Figure content listings
START

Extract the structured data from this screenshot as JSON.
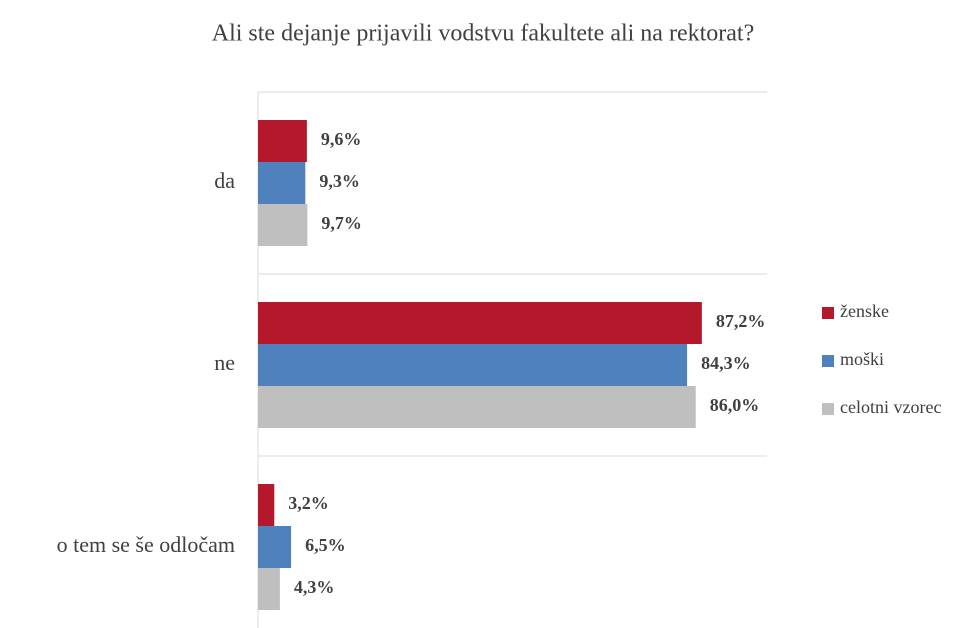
{
  "chart_data": {
    "type": "bar",
    "orientation": "horizontal",
    "title": "Ali ste dejanje prijavili vodstvu fakultete ali na rektorat?",
    "categories": [
      "da",
      "ne",
      "o tem se še odločam"
    ],
    "series": [
      {
        "name": "ženske",
        "color": "#b5172b",
        "values": [
          9.6,
          87.2,
          3.2
        ],
        "value_labels": [
          "9,6%",
          "87,2%",
          "3,2%"
        ]
      },
      {
        "name": "moški",
        "color": "#4f81bd",
        "values": [
          9.3,
          84.3,
          6.5
        ],
        "value_labels": [
          "9,3%",
          "84,3%",
          "6,5%"
        ]
      },
      {
        "name": "celotni vzorec",
        "color": "#bfbfbf",
        "values": [
          9.7,
          86.0,
          4.3
        ],
        "value_labels": [
          "9,7%",
          "86,0%",
          "4,3%"
        ]
      }
    ],
    "xlim": [
      0,
      100
    ],
    "legend": "right"
  }
}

END

→ **WHAT YOU NEED TO DO**
Return all the entries word for word, but omit any pictures they contain.

→ **WRITTEN RESPONSE**
Extract the structured data from this screenshot as JSON.
{
  "chart_data": {
    "type": "bar",
    "orientation": "horizontal",
    "title": "Ali ste dejanje prijavili vodstvu fakultete ali na rektorat?",
    "categories": [
      "da",
      "ne",
      "o tem se še odločam"
    ],
    "series": [
      {
        "name": "ženske",
        "color": "#b5172b",
        "values": [
          9.6,
          87.2,
          3.2
        ],
        "value_labels": [
          "9,6%",
          "87,2%",
          "3,2%"
        ]
      },
      {
        "name": "moški",
        "color": "#4f81bd",
        "values": [
          9.3,
          84.3,
          6.5
        ],
        "value_labels": [
          "9,3%",
          "84,3%",
          "6,5%"
        ]
      },
      {
        "name": "celotni vzorec",
        "color": "#bfbfbf",
        "values": [
          9.7,
          86.0,
          4.3
        ],
        "value_labels": [
          "9,7%",
          "86,0%",
          "4,3%"
        ]
      }
    ],
    "xlim": [
      0,
      100
    ],
    "legend": "right"
  }
}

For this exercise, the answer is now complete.